==== Records supplied

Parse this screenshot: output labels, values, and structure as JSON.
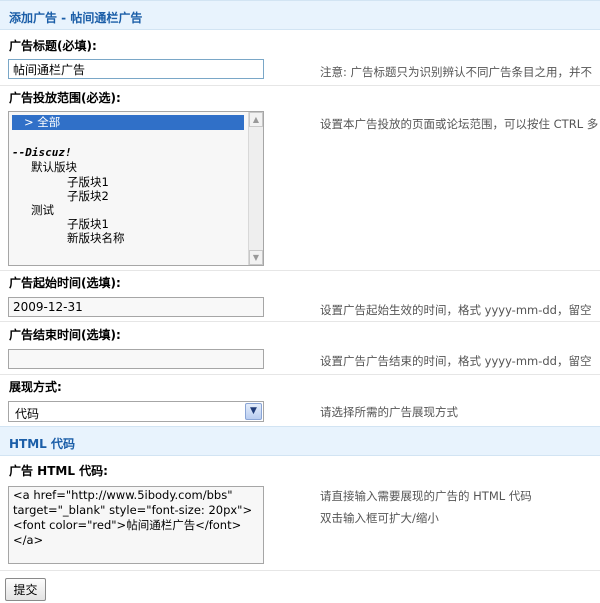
{
  "sections": {
    "add_ad": "添加广告 - 帖间通栏广告",
    "html_code": "HTML 代码"
  },
  "fields": {
    "title": {
      "label": "广告标题(必填):",
      "value": "帖间通栏广告",
      "hint": "注意: 广告标题只为识别辨认不同广告条目之用，并不"
    },
    "scope": {
      "label": "广告投放范围(必选):",
      "hint": "设置本广告投放的页面或论坛范围，可以按住 CTRL 多",
      "options": [
        "> 全部",
        "--Discuz!",
        "默认版块",
        "子版块1",
        "子版块2",
        "测试",
        "子版块1",
        "新版块名称"
      ]
    },
    "start_time": {
      "label": "广告起始时间(选填):",
      "value": "2009-12-31",
      "hint": "设置广告起始生效的时间，格式 yyyy-mm-dd，留空"
    },
    "end_time": {
      "label": "广告结束时间(选填):",
      "value": "",
      "hint": "设置广告广告结束的时间，格式 yyyy-mm-dd，留空"
    },
    "display_mode": {
      "label": "展现方式:",
      "value": "代码",
      "hint": "请选择所需的广告展现方式"
    },
    "html": {
      "label": "广告 HTML 代码:",
      "value": "<a href=\"http://www.5ibody.com/bbs\" target=\"_blank\" style=\"font-size: 20px\"><font color=\"red\">帖间通栏广告</font></a>",
      "hint1": "请直接输入需要展现的广告的 HTML 代码",
      "hint2": "双击输入框可扩大/缩小"
    }
  },
  "submit_label": "提交",
  "colors": {
    "accent": "#1b5ea8",
    "header_bg": "#e8f3fd",
    "selection": "#3070c8"
  }
}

========

Each record above should come back exactly the same, only without its pictures.

- [Task output]
Parse this screenshot: output labels, values, and structure as JSON.
{
  "sections": {
    "add_ad": "添加广告 - 帖间通栏广告",
    "html_code": "HTML 代码"
  },
  "fields": {
    "title": {
      "label": "广告标题(必填):",
      "value": "帖间通栏广告",
      "hint": "注意: 广告标题只为识别辨认不同广告条目之用，并不"
    },
    "scope": {
      "label": "广告投放范围(必选):",
      "hint": "设置本广告投放的页面或论坛范围，可以按住 CTRL 多",
      "options": [
        "> 全部",
        "--Discuz!",
        "默认版块",
        "子版块1",
        "子版块2",
        "测试",
        "子版块1",
        "新版块名称"
      ]
    },
    "start_time": {
      "label": "广告起始时间(选填):",
      "value": "2009-12-31",
      "hint": "设置广告起始生效的时间，格式 yyyy-mm-dd，留空"
    },
    "end_time": {
      "label": "广告结束时间(选填):",
      "value": "",
      "hint": "设置广告广告结束的时间，格式 yyyy-mm-dd，留空"
    },
    "display_mode": {
      "label": "展现方式:",
      "value": "代码",
      "hint": "请选择所需的广告展现方式"
    },
    "html": {
      "label": "广告 HTML 代码:",
      "value": "<a href=\"http://www.5ibody.com/bbs\" target=\"_blank\" style=\"font-size: 20px\"><font color=\"red\">帖间通栏广告</font></a>",
      "hint1": "请直接输入需要展现的广告的 HTML 代码",
      "hint2": "双击输入框可扩大/缩小"
    }
  },
  "submit_label": "提交",
  "colors": {
    "accent": "#1b5ea8",
    "header_bg": "#e8f3fd",
    "selection": "#3070c8"
  }
}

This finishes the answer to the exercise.